**Exercise objective:**
Go through the material below and count the lines with the string "일본정부는"; the number is the whole answer.

(Stored records)
▬▬▬▬▬▬

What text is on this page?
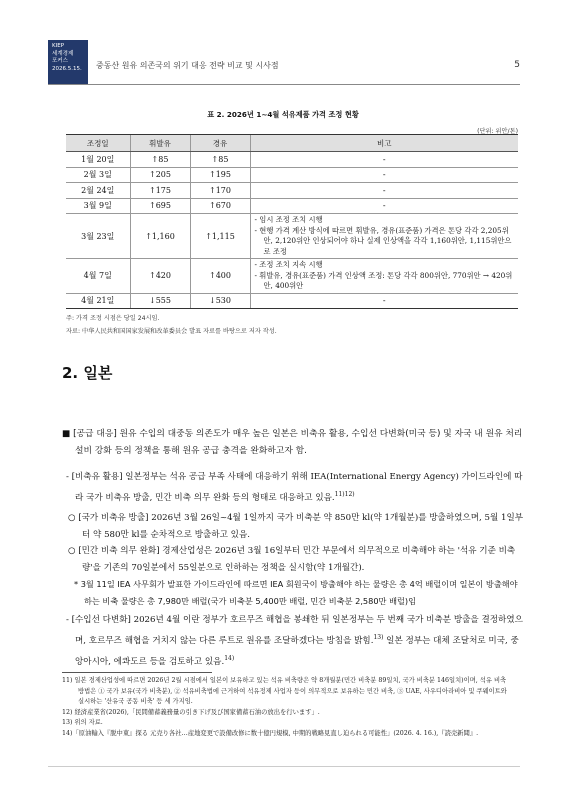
KIEP
세계경제
포커스
2026.5.15.	중동산 원유 의존국의 위기 대응 전략 비교 및 시사점	5
표 2. 2026년 1~4월 석유제품 가격 조정 현황
(단위: 위안/톤)
조정일	휘발유	경유	비고
1월 20일	↑85	↑85	-
2월 3일	↑205	↑195	-
2월 24일	↑175	↑170	-
3월 9일	↑695	↑670	-
3월 23일	↑1,160	↑1,115	- 임시 조정 조치 시행
- 현행 가격 계산 방식에 따르면 휘발유, 경유(표준품) 가격은 톤당 각각 2,205위안, 2,120위안 인상되어야 하나 실제 인상액을 각각 1,160위안, 1,115위안으로 조정

4월 7일	↑420	↑400	- 조정 조치 지속 시행
- 휘발유, 경유(표준품) 가격 인상액 조정: 톤당 각각 800위안, 770위안 → 420위안, 400위안

4월 21일	↓555	↓530	-
주: 가격 조정 시점은 당일 24시임.
자료: 中华人民共和国国家发展和改革委员会 발표 자료를 바탕으로 저자 작성.
2. 일본
■ [공급 대응] 원유 수입의 대중동 의존도가 매우 높은 일본은 비축유 활용, 수입선 다변화(미국 등) 및 자국 내 원유 처리 설비 강화 등의 정책을 통해 원유 공급 충격을 완화하고자 함.
- [비축유 활용] 일본정부는 석유 공급 부족 사태에 대응하기 위해 IEA(International Energy Agency) 가이드라인에 따라 국가 비축유 방출, 민간 비축 의무 완화 등의 형태로 대응하고 있음.$^{11)12)}$
○ [국가 비축유 방출] 2026년 3월 26일~4월 1일까지 국가 비축분 약 850만 kl(약 1개월분)를 방출하였으며, 5월 1일부터 약 580만 kl를 순차적으로 방출하고 있음.
○ [민간 비축 의무 완화] 경제산업성은 2026년 3월 16일부터 민간 부문에서 의무적으로 비축해야 하는 '석유 기준 비축량'을 기존의 70일분에서 55일분으로 인하하는 정책을 실시함(약 1개월간).
* 3월 11일 IEA 사무회가 발표한 가이드라인에 따르면 IEA 회원국이 방출해야 하는 물량은 총 4억 배럴이며 일본이 방출해야 하는 비축 물량은 총 7,980만 배럴(국가 비축분 5,400만 배럴, 민간 비축분 2,580만 배럴)임
- [수입선 다변화] 2026년 4월 이란 정부가 호르무즈 해협을 봉쇄한 뒤 일본정부는 두 번째 국가 비축분 방출을 결정하였으며, 호르무즈 해협을 거치지 않는 다른 루트로 원유를 조달하겠다는 방침을 밝힘.$^{13)}$ 일본 정부는 대체 조달처로 미국, 중앙아시아, 에콰도르 등을 검토하고 있음.$^{14)}$
11) 일본 경제산업성에 따르면 2026년 2월 시점에서 일본이 보유하고 있는 석유 비축량은 약 8개월분(민간 비축분 89일치, 국가 비축분 146일치)이며, 석유 비축 방법은 ① 국가 보유(국가 비축분), ② 석유비축법에 근거하여 석유정제 사업자 등이 의무적으로 보유하는 민간 비축, ③ UAE, 사우디아라비아 및 쿠웨이트와 실시하는 '산유국 공동 비축' 등 세 가지임.
12) 経済産業省(2026),「民間備蓄義務量の引き下げ及び国家備蓄石油の放出を行います」.
13) 위의 자료.
14)「原油輸入『脱中東』探る 元売り各社…産地変更で設備改修に数十億円規模, 中期的戦略見直し迫られる可能性」(2026. 4. 16.),『読売新聞』.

▬▬▬▬▬▬

**Full response:**
2